- _Work required_
Please quote the material exactly, every line of it.

- _Recorded data_
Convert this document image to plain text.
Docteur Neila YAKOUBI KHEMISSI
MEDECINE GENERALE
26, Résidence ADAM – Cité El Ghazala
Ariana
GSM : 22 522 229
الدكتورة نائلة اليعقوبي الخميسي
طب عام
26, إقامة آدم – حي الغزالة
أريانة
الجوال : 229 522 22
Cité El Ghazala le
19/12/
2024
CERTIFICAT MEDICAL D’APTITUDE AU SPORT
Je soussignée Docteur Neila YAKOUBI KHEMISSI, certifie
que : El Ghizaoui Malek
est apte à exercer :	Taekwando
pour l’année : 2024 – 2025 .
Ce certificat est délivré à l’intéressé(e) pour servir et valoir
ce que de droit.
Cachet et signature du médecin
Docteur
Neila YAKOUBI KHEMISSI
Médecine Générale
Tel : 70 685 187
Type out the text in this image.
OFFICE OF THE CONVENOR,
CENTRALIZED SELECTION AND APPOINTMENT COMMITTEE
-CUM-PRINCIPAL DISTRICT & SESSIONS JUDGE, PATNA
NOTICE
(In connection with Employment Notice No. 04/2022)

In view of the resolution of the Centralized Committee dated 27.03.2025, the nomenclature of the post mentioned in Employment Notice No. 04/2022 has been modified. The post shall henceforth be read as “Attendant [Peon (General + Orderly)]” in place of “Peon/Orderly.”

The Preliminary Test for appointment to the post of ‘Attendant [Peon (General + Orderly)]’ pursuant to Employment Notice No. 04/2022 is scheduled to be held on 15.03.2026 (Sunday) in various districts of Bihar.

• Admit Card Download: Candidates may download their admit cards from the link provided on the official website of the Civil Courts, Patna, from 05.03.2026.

- _Reply to the task_
Convert this document image to plain text.
Docteur Neila YAKOUBI KHEMISSI
MEDECINE GENERALE
26, Résidence ADAM – Cité El Ghazala
Ariana
GSM : 22 522 229
الدكتورة نائلة اليعقوبي الخميسي
طب عام
26, إقامة آدم – حي الغزالة
أريانة
الجوال : 229 522 22
Cité El Ghazala le
19/12/
2024
CERTIFICAT MEDICAL D’APTITUDE AU SPORT
Je soussignée Docteur Neila YAKOUBI KHEMISSI, certifie
que : El Ghizaoui Malek
est apte à exercer :	Taekwando
pour l’année : 2024 – 2025 .
Ce certificat est délivré à l’intéressé(e) pour servir et valoir
ce que de droit.
Cachet et signature du médecin
Docteur
Neila YAKOUBI KHEMISSI
Médecine Générale
Tel : 70 685 187
Type out the text in this image.
OFFICE OF THE CONVENOR,
CENTRALIZED SELECTION AND APPOINTMENT COMMITTEE
-CUM-PRINCIPAL DISTRICT & SESSIONS JUDGE, PATNA
NOTICE
(In connection with Employment Notice No. 04/2022)

In view of the resolution of the Centralized Committee dated 27.03.2025, the nomenclature of the post mentioned in Employment Notice No. 04/2022 has been modified. The post shall henceforth be read as “Attendant [Peon (General + Orderly)]” in place of “Peon/Orderly.”

The Preliminary Test for appointment to the post of ‘Attendant [Peon (General + Orderly)]’ pursuant to Employment Notice No. 04/2022 is scheduled to be held on 15.03.2026 (Sunday) in various districts of Bihar.

• Admit Card Download: Candidates may download their admit cards from the link provided on the official website of the Civil Courts, Patna, from 05.03.2026.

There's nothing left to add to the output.